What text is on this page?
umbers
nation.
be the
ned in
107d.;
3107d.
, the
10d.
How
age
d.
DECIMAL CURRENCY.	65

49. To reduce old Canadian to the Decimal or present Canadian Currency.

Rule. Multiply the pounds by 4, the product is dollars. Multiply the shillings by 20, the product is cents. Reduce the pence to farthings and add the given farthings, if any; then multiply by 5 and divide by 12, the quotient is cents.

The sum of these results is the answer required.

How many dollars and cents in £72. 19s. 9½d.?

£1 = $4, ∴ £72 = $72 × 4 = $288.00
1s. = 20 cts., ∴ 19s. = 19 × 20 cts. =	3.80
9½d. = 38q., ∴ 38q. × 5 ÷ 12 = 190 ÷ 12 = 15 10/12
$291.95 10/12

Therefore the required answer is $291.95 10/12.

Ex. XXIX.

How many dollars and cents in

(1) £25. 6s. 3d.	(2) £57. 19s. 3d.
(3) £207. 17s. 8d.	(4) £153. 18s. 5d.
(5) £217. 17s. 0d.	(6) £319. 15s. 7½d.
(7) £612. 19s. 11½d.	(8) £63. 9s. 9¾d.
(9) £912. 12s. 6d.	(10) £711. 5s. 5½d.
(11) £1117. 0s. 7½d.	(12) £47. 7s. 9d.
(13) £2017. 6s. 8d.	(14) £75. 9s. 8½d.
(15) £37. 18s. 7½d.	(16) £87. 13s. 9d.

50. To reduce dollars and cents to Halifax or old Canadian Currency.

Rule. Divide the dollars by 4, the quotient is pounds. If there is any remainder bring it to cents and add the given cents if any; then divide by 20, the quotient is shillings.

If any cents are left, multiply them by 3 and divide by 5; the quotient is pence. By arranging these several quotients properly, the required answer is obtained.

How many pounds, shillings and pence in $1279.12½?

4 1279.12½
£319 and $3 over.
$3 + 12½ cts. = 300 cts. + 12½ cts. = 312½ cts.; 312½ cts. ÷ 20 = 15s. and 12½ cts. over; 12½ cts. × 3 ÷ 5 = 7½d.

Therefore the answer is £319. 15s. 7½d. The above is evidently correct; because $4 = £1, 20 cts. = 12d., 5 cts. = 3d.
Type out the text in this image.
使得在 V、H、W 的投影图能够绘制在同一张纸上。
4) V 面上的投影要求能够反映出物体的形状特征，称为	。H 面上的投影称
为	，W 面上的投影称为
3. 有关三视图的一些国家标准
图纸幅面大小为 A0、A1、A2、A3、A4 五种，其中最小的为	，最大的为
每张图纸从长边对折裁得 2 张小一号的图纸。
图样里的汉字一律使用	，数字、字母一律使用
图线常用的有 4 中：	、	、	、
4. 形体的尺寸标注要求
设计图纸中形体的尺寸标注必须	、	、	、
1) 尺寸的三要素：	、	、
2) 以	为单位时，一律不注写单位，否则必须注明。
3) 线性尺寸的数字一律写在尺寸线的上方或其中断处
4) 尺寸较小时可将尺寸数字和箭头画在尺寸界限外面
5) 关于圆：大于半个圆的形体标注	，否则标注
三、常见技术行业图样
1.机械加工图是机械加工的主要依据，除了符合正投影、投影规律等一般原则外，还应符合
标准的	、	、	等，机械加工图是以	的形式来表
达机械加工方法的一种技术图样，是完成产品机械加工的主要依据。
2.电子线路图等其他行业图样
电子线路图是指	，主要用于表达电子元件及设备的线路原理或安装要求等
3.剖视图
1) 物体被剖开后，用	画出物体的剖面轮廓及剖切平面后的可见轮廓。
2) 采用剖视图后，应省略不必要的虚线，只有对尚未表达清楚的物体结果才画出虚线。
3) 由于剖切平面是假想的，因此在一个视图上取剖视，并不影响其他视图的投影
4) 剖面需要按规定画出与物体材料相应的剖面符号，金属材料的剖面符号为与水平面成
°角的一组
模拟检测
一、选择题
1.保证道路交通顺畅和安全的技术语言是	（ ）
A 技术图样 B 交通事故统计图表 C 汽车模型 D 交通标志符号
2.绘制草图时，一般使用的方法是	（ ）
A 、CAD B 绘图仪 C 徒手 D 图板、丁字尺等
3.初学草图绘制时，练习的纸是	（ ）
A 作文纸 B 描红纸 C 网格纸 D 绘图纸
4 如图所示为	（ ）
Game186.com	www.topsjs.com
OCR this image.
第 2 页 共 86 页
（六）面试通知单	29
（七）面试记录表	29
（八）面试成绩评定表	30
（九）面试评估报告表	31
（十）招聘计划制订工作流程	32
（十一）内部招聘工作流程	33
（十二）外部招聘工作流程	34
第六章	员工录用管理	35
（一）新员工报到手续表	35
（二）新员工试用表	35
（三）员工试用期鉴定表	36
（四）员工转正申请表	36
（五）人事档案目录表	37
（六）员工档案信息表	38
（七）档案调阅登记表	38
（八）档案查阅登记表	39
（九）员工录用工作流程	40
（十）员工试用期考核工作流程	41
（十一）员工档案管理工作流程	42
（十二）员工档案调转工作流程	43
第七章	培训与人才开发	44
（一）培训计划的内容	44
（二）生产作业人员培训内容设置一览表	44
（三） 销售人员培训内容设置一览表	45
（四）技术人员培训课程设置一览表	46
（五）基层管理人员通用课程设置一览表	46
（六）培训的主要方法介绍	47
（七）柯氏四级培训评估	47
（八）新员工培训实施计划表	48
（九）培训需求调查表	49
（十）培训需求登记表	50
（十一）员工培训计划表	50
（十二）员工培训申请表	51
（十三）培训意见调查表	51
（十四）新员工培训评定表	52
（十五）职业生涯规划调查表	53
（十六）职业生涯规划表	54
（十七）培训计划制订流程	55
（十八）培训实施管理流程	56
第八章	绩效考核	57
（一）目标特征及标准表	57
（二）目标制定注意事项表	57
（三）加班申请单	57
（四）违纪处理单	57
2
━━━
● **Description of the task**
A number is the only answer here: how many lines of the material above contain "shillings"?

● **Response**
3